Saved entries
'''

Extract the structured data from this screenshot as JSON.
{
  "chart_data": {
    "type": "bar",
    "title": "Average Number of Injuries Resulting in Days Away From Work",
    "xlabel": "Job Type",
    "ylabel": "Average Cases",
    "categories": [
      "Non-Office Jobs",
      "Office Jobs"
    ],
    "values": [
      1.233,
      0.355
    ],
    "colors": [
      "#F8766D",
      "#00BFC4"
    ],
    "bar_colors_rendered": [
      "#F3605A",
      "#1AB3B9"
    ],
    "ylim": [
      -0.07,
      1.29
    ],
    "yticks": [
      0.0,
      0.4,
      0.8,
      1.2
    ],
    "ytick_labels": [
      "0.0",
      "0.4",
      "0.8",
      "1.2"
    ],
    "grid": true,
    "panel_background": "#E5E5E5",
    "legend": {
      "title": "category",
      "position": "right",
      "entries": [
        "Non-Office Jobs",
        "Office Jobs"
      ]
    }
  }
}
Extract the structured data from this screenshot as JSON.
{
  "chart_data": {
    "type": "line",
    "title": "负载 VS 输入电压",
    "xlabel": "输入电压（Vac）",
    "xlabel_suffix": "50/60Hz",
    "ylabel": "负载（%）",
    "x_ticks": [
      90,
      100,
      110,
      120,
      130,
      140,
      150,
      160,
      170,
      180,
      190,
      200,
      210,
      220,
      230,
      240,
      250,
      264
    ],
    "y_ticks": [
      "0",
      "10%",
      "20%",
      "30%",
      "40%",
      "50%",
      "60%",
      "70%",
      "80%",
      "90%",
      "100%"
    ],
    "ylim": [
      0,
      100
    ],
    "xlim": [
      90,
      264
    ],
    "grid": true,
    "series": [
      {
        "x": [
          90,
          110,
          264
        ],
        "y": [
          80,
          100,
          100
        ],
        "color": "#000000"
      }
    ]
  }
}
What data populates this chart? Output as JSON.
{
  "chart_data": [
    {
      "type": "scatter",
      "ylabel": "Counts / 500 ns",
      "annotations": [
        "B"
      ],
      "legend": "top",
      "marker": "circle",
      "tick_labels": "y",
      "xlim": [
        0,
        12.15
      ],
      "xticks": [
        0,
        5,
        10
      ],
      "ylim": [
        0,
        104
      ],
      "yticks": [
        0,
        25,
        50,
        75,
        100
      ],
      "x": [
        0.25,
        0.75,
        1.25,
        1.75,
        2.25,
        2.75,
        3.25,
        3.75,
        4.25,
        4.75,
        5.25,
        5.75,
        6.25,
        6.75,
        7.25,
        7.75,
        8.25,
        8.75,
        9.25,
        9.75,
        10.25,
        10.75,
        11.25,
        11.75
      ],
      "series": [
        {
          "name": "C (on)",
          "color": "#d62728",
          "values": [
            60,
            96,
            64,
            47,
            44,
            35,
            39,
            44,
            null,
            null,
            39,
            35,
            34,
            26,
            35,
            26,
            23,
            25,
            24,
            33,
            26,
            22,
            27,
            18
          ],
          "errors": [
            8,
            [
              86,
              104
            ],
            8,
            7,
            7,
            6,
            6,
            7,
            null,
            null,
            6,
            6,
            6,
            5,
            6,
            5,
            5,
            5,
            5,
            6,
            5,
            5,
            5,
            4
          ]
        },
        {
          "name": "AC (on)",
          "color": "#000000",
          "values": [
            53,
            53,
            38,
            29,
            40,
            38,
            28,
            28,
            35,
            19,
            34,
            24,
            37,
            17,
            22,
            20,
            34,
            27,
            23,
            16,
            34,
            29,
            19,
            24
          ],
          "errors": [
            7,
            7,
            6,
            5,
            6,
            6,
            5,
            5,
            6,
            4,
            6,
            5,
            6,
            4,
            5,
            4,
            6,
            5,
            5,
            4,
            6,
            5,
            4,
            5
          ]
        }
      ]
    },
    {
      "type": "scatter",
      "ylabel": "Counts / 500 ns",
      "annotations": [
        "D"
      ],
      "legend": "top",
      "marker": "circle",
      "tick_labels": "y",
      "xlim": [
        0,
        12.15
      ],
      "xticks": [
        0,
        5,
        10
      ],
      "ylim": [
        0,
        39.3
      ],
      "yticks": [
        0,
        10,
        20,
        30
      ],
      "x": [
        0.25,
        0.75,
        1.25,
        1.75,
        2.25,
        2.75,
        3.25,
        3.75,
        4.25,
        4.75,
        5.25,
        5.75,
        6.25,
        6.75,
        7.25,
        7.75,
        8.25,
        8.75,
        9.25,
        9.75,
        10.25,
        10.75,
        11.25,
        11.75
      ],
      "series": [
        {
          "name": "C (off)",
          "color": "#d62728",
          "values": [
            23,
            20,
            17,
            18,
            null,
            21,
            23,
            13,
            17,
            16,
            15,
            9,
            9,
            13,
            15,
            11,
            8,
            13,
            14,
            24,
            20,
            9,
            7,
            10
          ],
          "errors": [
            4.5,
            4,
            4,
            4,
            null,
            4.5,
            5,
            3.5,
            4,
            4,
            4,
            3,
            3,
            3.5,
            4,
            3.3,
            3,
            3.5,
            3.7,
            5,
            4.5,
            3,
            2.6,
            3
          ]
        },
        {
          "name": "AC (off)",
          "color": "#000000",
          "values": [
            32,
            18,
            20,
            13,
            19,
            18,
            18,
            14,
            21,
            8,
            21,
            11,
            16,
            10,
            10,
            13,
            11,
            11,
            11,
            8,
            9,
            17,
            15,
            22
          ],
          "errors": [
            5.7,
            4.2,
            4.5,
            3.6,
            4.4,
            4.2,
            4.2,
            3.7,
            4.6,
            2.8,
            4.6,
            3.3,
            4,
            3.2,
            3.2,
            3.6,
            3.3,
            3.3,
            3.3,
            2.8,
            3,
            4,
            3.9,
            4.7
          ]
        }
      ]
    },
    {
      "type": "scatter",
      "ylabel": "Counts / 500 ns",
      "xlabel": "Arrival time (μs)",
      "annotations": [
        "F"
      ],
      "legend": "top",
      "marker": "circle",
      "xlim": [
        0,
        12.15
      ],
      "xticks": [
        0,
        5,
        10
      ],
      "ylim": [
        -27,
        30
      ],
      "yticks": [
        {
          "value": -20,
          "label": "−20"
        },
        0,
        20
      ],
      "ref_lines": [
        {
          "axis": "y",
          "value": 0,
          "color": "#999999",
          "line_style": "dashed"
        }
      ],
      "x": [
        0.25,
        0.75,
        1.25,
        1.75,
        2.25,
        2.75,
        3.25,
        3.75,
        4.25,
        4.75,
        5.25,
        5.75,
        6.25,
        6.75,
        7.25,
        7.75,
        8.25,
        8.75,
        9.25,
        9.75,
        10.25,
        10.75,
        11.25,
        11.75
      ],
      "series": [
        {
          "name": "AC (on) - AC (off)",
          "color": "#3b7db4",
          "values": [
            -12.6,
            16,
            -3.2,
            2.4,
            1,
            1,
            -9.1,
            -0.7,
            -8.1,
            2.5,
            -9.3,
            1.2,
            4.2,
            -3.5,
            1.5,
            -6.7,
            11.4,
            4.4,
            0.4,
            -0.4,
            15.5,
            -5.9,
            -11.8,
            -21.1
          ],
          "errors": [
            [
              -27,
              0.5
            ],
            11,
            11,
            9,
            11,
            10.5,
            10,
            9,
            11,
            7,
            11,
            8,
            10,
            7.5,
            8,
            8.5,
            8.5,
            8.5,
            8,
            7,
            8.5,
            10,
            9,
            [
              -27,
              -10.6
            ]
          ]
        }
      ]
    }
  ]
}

'''

**Brief**
Select every line in the records above that contains the word "name".

**Full output**
          "name": "C (on)",
          "name": "AC (on)",
          "name": "C (off)",
          "name": "AC (off)",
          "name": "AC (on) - AC (off)",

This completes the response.